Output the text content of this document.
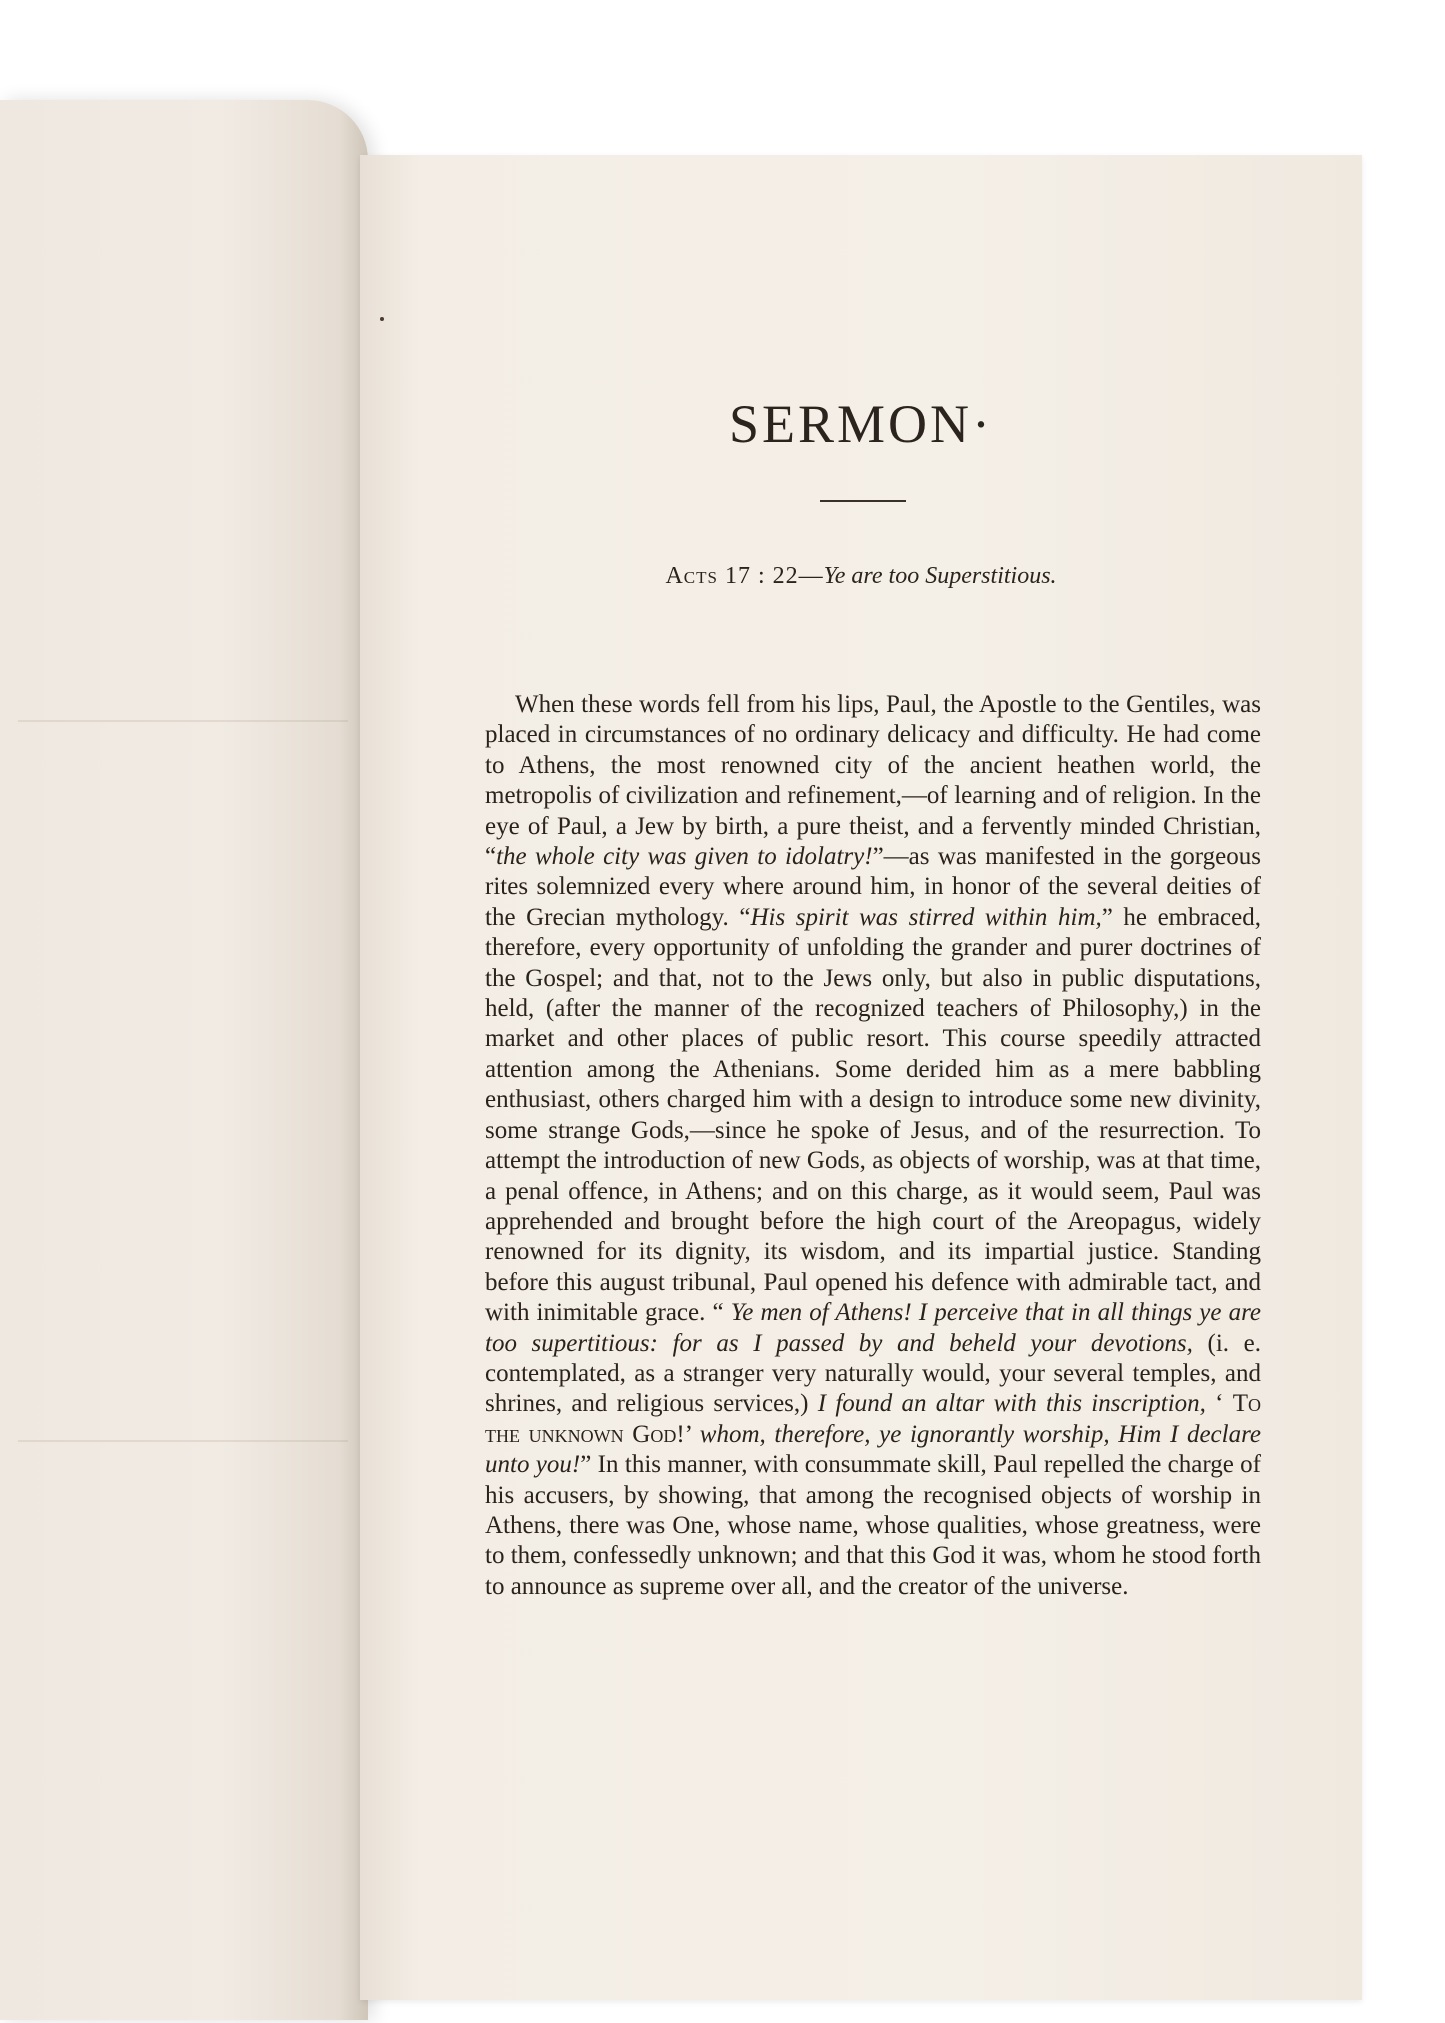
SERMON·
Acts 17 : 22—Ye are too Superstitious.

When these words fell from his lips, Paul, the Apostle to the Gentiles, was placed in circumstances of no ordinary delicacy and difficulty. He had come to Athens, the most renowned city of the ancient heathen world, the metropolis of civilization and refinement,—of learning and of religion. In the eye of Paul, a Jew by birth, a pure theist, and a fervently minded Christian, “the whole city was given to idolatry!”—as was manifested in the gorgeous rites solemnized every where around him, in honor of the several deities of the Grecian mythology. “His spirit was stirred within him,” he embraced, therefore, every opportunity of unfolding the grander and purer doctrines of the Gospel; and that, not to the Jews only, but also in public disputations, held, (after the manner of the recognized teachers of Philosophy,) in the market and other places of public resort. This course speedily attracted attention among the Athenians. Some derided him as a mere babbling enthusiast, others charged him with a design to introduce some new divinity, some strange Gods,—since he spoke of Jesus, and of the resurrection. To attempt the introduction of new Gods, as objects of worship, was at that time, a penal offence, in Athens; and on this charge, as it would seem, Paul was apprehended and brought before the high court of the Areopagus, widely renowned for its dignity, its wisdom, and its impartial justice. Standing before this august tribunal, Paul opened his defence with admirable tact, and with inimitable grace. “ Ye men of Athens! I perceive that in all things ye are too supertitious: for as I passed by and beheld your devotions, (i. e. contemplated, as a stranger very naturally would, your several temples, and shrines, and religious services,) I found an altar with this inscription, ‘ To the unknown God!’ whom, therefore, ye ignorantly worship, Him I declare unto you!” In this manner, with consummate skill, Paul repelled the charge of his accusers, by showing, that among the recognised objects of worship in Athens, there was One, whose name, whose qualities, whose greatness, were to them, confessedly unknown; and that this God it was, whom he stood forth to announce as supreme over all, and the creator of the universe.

--

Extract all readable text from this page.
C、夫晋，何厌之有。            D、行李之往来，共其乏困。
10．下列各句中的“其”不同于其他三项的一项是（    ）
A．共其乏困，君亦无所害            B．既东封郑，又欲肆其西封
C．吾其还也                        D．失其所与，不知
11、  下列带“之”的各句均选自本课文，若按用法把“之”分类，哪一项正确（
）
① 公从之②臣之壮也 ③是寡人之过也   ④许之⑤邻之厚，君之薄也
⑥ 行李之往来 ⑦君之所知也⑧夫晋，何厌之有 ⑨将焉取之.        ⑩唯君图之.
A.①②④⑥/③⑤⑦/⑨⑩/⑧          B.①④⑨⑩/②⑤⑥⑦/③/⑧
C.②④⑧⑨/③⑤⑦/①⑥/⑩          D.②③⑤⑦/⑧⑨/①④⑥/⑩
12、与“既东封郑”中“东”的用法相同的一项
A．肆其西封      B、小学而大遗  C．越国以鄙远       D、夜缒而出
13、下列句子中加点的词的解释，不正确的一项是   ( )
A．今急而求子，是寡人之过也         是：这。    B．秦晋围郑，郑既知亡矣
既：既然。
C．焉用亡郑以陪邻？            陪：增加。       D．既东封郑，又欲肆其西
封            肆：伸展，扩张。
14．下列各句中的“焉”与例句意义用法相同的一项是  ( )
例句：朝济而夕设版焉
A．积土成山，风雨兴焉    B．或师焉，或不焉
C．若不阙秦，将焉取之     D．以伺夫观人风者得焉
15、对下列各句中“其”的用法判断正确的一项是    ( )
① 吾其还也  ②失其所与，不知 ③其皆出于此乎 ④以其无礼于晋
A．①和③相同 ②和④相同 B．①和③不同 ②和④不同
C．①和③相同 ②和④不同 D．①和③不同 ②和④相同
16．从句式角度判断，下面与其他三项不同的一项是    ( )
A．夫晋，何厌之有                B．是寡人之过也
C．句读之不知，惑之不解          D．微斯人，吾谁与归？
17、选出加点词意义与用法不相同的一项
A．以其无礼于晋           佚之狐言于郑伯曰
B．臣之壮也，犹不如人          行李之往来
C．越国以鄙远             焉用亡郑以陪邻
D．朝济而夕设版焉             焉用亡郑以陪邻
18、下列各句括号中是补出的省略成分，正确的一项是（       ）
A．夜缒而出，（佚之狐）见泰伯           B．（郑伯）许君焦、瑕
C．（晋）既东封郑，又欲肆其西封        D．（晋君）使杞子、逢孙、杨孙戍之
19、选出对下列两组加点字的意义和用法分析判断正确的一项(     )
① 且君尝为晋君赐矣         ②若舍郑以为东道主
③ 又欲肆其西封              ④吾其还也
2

- Written request
Where a line above includes "焉用亡郑以陪邻", copy that line.

- Task solution
C．焉用亡郑以陪邻？            陪：增加。       D．既东封郑，又欲肆其西
C．越国以鄙远             焉用亡郑以陪邻
D．朝济而夕设版焉             焉用亡郑以陪邻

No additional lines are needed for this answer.